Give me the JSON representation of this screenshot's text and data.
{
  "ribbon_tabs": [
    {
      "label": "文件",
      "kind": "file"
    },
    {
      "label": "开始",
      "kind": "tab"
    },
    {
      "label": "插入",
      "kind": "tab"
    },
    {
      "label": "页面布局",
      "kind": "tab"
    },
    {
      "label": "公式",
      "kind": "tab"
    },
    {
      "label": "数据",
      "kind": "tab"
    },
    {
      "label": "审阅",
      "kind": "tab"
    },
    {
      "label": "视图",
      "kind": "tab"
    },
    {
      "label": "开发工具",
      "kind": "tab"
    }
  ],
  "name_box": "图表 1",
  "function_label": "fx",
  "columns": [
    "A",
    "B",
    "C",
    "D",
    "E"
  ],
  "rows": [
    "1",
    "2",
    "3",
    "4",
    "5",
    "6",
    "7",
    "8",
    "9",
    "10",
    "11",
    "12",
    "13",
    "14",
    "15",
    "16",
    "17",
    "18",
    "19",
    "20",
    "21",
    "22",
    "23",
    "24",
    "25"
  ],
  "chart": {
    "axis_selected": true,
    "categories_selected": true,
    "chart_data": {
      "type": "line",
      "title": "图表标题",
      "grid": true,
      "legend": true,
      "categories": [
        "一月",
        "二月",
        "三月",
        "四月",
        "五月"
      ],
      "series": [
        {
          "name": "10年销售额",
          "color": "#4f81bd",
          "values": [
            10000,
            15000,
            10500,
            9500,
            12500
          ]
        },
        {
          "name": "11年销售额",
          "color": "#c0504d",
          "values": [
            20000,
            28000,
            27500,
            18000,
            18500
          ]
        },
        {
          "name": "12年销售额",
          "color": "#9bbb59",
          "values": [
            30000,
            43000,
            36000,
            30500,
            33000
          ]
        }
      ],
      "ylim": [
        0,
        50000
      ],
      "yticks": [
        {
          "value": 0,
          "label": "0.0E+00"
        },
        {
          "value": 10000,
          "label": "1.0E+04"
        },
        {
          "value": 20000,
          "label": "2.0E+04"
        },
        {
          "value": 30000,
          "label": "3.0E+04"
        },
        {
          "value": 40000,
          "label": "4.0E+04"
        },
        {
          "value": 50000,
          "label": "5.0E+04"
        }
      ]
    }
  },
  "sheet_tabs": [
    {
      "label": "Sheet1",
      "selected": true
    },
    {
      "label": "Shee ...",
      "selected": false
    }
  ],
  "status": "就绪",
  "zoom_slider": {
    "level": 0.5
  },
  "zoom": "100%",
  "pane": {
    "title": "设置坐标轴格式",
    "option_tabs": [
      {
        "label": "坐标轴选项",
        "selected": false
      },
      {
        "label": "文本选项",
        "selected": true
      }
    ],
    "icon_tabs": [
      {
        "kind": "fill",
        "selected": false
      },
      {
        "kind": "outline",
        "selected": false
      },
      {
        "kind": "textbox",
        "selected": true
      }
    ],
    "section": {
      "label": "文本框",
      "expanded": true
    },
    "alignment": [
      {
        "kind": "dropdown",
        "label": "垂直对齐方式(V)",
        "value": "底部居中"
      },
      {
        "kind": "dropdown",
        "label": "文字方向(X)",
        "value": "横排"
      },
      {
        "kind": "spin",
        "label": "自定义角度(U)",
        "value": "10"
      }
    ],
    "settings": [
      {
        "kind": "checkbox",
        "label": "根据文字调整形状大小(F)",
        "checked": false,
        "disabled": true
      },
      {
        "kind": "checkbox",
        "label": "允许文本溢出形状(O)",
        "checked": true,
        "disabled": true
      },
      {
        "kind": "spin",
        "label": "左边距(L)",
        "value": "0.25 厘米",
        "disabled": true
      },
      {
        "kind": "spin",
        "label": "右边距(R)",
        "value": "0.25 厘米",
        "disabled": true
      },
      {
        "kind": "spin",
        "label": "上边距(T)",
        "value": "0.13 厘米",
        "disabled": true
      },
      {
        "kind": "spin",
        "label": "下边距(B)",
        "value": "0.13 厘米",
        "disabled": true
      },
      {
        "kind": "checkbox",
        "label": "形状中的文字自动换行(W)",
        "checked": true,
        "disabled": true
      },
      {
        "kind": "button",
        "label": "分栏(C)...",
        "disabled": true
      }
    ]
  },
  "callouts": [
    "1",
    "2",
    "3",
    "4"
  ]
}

※

* DIRECTION
Every line of the records above needs to be given again exactly.

* THE SOLUTION
Give me the JSON representation of this screenshot's text and data.
{
  "ribbon_tabs": [
    {
      "label": "文件",
      "kind": "file"
    },
    {
      "label": "开始",
      "kind": "tab"
    },
    {
      "label": "插入",
      "kind": "tab"
    },
    {
      "label": "页面布局",
      "kind": "tab"
    },
    {
      "label": "公式",
      "kind": "tab"
    },
    {
      "label": "数据",
      "kind": "tab"
    },
    {
      "label": "审阅",
      "kind": "tab"
    },
    {
      "label": "视图",
      "kind": "tab"
    },
    {
      "label": "开发工具",
      "kind": "tab"
    }
  ],
  "name_box": "图表 1",
  "function_label": "fx",
  "columns": [
    "A",
    "B",
    "C",
    "D",
    "E"
  ],
  "rows": [
    "1",
    "2",
    "3",
    "4",
    "5",
    "6",
    "7",
    "8",
    "9",
    "10",
    "11",
    "12",
    "13",
    "14",
    "15",
    "16",
    "17",
    "18",
    "19",
    "20",
    "21",
    "22",
    "23",
    "24",
    "25"
  ],
  "chart": {
    "axis_selected": true,
    "categories_selected": true,
    "chart_data": {
      "type": "line",
      "title": "图表标题",
      "grid": true,
      "legend": true,
      "categories": [
        "一月",
        "二月",
        "三月",
        "四月",
        "五月"
      ],
      "series": [
        {
          "name": "10年销售额",
          "color": "#4f81bd",
          "values": [
            10000,
            15000,
            10500,
            9500,
            12500
          ]
        },
        {
          "name": "11年销售额",
          "color": "#c0504d",
          "values": [
            20000,
            28000,
            27500,
            18000,
            18500
          ]
        },
        {
          "name": "12年销售额",
          "color": "#9bbb59",
          "values": [
            30000,
            43000,
            36000,
            30500,
            33000
          ]
        }
      ],
      "ylim": [
        0,
        50000
      ],
      "yticks": [
        {
          "value": 0,
          "label": "0.0E+00"
        },
        {
          "value": 10000,
          "label": "1.0E+04"
        },
        {
          "value": 20000,
          "label": "2.0E+04"
        },
        {
          "value": 30000,
          "label": "3.0E+04"
        },
        {
          "value": 40000,
          "label": "4.0E+04"
        },
        {
          "value": 50000,
          "label": "5.0E+04"
        }
      ]
    }
  },
  "sheet_tabs": [
    {
      "label": "Sheet1",
      "selected": true
    },
    {
      "label": "Shee ...",
      "selected": false
    }
  ],
  "status": "就绪",
  "zoom_slider": {
    "level": 0.5
  },
  "zoom": "100%",
  "pane": {
    "title": "设置坐标轴格式",
    "option_tabs": [
      {
        "label": "坐标轴选项",
        "selected": false
      },
      {
        "label": "文本选项",
        "selected": true
      }
    ],
    "icon_tabs": [
      {
        "kind": "fill",
        "selected": false
      },
      {
        "kind": "outline",
        "selected": false
      },
      {
        "kind": "textbox",
        "selected": true
      }
    ],
    "section": {
      "label": "文本框",
      "expanded": true
    },
    "alignment": [
      {
        "kind": "dropdown",
        "label": "垂直对齐方式(V)",
        "value": "底部居中"
      },
      {
        "kind": "dropdown",
        "label": "文字方向(X)",
        "value": "横排"
      },
      {
        "kind": "spin",
        "label": "自定义角度(U)",
        "value": "10"
      }
    ],
    "settings": [
      {
        "kind": "checkbox",
        "label": "根据文字调整形状大小(F)",
        "checked": false,
        "disabled": true
      },
      {
        "kind": "checkbox",
        "label": "允许文本溢出形状(O)",
        "checked": true,
        "disabled": true
      },
      {
        "kind": "spin",
        "label": "左边距(L)",
        "value": "0.25 厘米",
        "disabled": true
      },
      {
        "kind": "spin",
        "label": "右边距(R)",
        "value": "0.25 厘米",
        "disabled": true
      },
      {
        "kind": "spin",
        "label": "上边距(T)",
        "value": "0.13 厘米",
        "disabled": true
      },
      {
        "kind": "spin",
        "label": "下边距(B)",
        "value": "0.13 厘米",
        "disabled": true
      },
      {
        "kind": "checkbox",
        "label": "形状中的文字自动换行(W)",
        "checked": true,
        "disabled": true
      },
      {
        "kind": "button",
        "label": "分栏(C)...",
        "disabled": true
      }
    ]
  },
  "callouts": [
    "1",
    "2",
    "3",
    "4"
  ]
}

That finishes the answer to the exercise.